(Collected data entries)
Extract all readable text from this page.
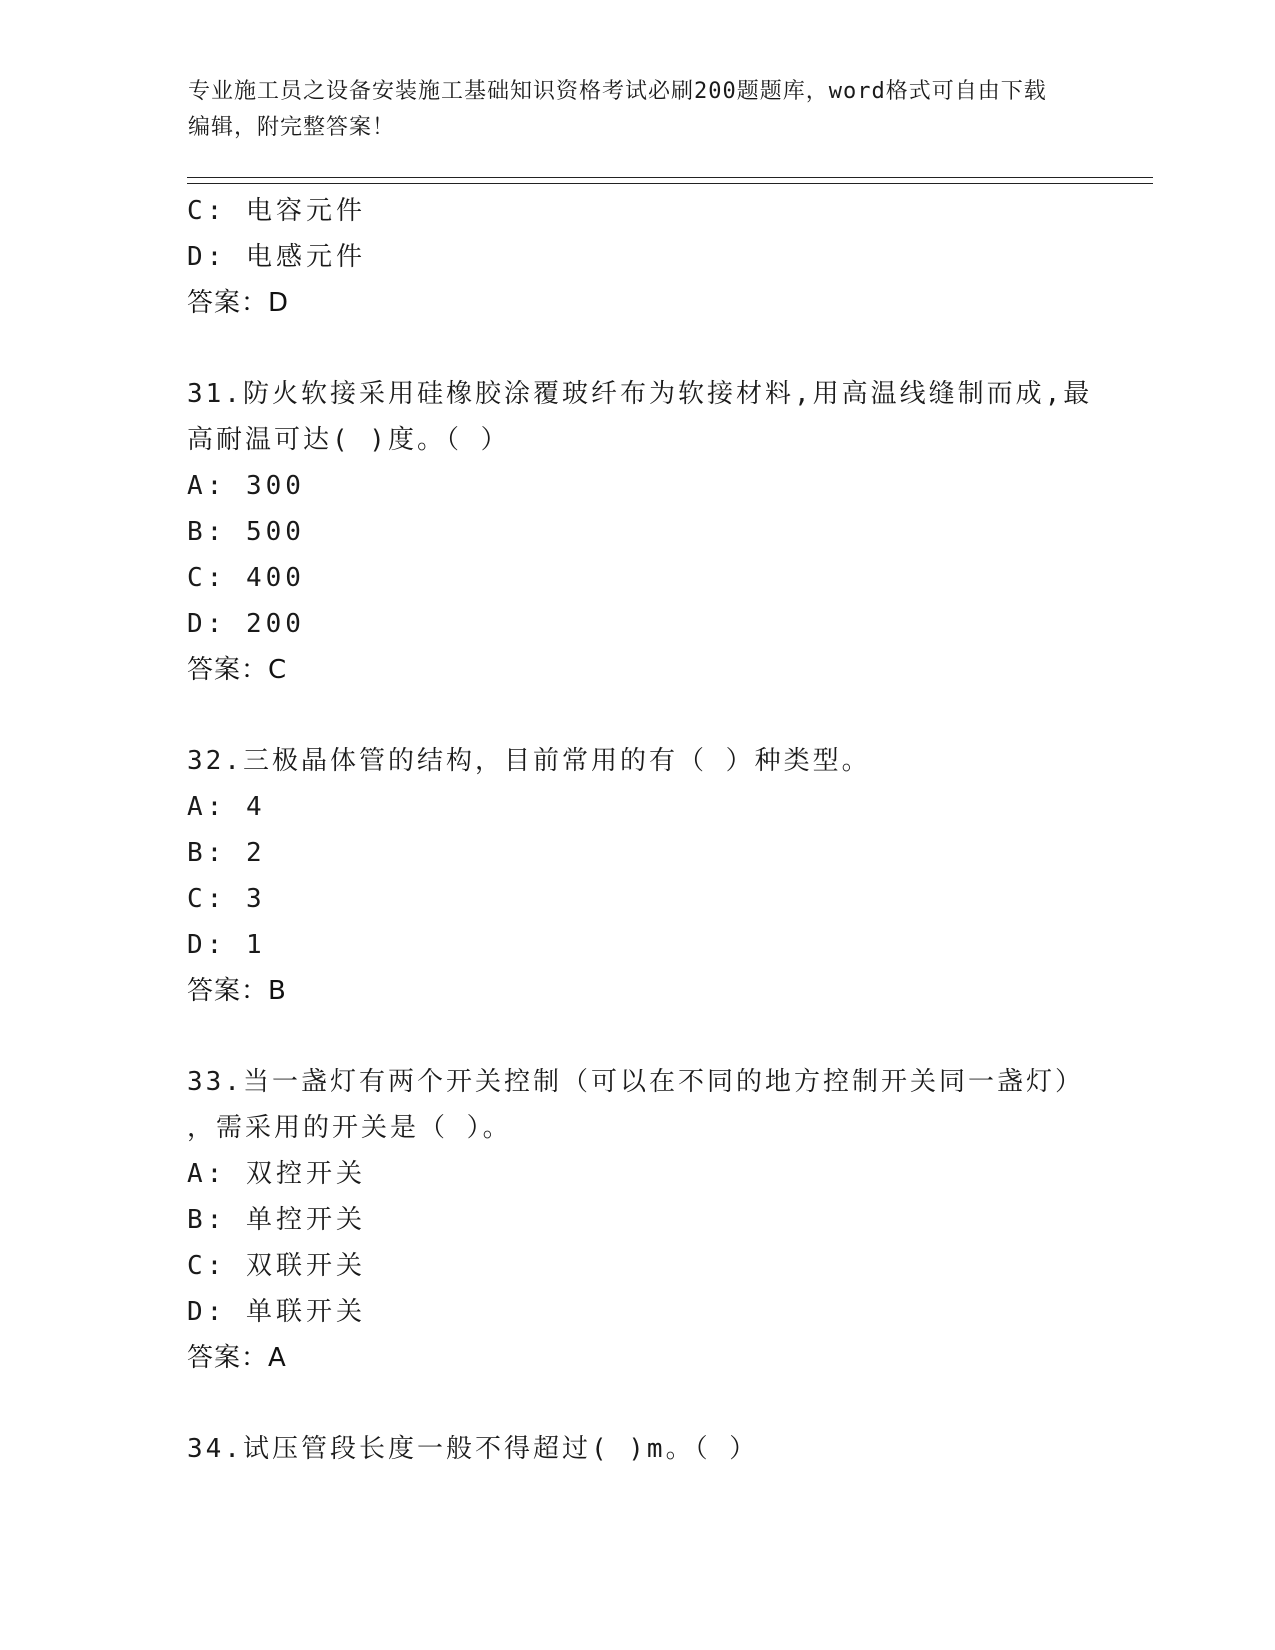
专业施工员之设备安装施工基础知识资格考试必刷200题题库，word格式可自由下载编辑，附完整答案！
C: 电容元件
D: 电感元件
答案：D
31.防火软接采用硅橡胶涂覆玻纤布为软接材料,用高温线缝制而成,最
高耐温可达( )度。（ ）
A: 300
B: 500
C: 400
D: 200
答案：C
32.三极晶体管的结构，目前常用的有（ ）种类型。
A: 4
B: 2
C: 3
D: 1
答案：B
33.当一盏灯有两个开关控制（可以在不同的地方控制开关同一盏灯）
，需采用的开关是（ ）。
A: 双控开关
B: 单控开关
C: 双联开关
D: 单联开关
答案：A
34.试压管段长度一般不得超过( )m。（ ）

_GIVEN REQUEST_: Images should not appear in the copy; retype the listing above exactly.

_WRITTEN REPLY_:
Extract all readable text from this page.
专业施工员之设备安装施工基础知识资格考试必刷200题题库，word格式可自由下载编辑，附完整答案！
C: 电容元件
D: 电感元件
答案：D
31.防火软接采用硅橡胶涂覆玻纤布为软接材料,用高温线缝制而成,最
高耐温可达( )度。（ ）
A: 300
B: 500
C: 400
D: 200
答案：C
32.三极晶体管的结构，目前常用的有（ ）种类型。
A: 4
B: 2
C: 3
D: 1
答案：B
33.当一盏灯有两个开关控制（可以在不同的地方控制开关同一盏灯）
，需采用的开关是（ ）。
A: 双控开关
B: 单控开关
C: 双联开关
D: 单联开关
答案：A
34.试压管段长度一般不得超过( )m。（ ）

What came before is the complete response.